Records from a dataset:
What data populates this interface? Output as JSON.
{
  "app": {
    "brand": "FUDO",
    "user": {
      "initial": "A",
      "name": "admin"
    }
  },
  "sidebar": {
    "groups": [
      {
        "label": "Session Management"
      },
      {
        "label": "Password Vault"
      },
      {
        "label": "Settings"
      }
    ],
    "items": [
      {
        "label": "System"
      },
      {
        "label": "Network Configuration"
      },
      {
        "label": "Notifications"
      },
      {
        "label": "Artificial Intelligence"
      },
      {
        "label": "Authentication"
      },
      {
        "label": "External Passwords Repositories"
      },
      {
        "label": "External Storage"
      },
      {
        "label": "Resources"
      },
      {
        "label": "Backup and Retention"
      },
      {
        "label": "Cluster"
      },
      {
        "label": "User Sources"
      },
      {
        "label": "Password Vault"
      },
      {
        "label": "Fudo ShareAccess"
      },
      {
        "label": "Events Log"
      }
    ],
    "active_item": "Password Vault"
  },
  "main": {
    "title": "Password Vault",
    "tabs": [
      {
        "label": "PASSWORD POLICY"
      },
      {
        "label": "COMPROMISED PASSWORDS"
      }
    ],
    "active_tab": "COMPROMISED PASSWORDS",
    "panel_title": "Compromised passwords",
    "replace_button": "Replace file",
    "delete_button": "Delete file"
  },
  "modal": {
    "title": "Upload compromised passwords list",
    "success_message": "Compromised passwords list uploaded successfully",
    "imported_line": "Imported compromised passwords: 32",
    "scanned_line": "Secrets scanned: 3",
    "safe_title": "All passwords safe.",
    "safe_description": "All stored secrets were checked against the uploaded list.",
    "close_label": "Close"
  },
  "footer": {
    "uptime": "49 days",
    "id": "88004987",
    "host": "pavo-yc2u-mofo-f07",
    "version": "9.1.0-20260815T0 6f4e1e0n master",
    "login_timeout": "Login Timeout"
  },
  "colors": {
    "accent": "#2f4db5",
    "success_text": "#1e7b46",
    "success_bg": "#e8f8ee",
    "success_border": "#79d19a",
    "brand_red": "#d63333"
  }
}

## SHORT EXERCISE
Every line of the data above should be reproduced word for word.

## WRITTEN SOLUTION
What data populates this interface? Output as JSON.
{
  "app": {
    "brand": "FUDO",
    "user": {
      "initial": "A",
      "name": "admin"
    }
  },
  "sidebar": {
    "groups": [
      {
        "label": "Session Management"
      },
      {
        "label": "Password Vault"
      },
      {
        "label": "Settings"
      }
    ],
    "items": [
      {
        "label": "System"
      },
      {
        "label": "Network Configuration"
      },
      {
        "label": "Notifications"
      },
      {
        "label": "Artificial Intelligence"
      },
      {
        "label": "Authentication"
      },
      {
        "label": "External Passwords Repositories"
      },
      {
        "label": "External Storage"
      },
      {
        "label": "Resources"
      },
      {
        "label": "Backup and Retention"
      },
      {
        "label": "Cluster"
      },
      {
        "label": "User Sources"
      },
      {
        "label": "Password Vault"
      },
      {
        "label": "Fudo ShareAccess"
      },
      {
        "label": "Events Log"
      }
    ],
    "active_item": "Password Vault"
  },
  "main": {
    "title": "Password Vault",
    "tabs": [
      {
        "label": "PASSWORD POLICY"
      },
      {
        "label": "COMPROMISED PASSWORDS"
      }
    ],
    "active_tab": "COMPROMISED PASSWORDS",
    "panel_title": "Compromised passwords",
    "replace_button": "Replace file",
    "delete_button": "Delete file"
  },
  "modal": {
    "title": "Upload compromised passwords list",
    "success_message": "Compromised passwords list uploaded successfully",
    "imported_line": "Imported compromised passwords: 32",
    "scanned_line": "Secrets scanned: 3",
    "safe_title": "All passwords safe.",
    "safe_description": "All stored secrets were checked against the uploaded list.",
    "close_label": "Close"
  },
  "footer": {
    "uptime": "49 days",
    "id": "88004987",
    "host": "pavo-yc2u-mofo-f07",
    "version": "9.1.0-20260815T0 6f4e1e0n master",
    "login_timeout": "Login Timeout"
  },
  "colors": {
    "accent": "#2f4db5",
    "success_text": "#1e7b46",
    "success_bg": "#e8f8ee",
    "success_border": "#79d19a",
    "brand_red": "#d63333"
  }
}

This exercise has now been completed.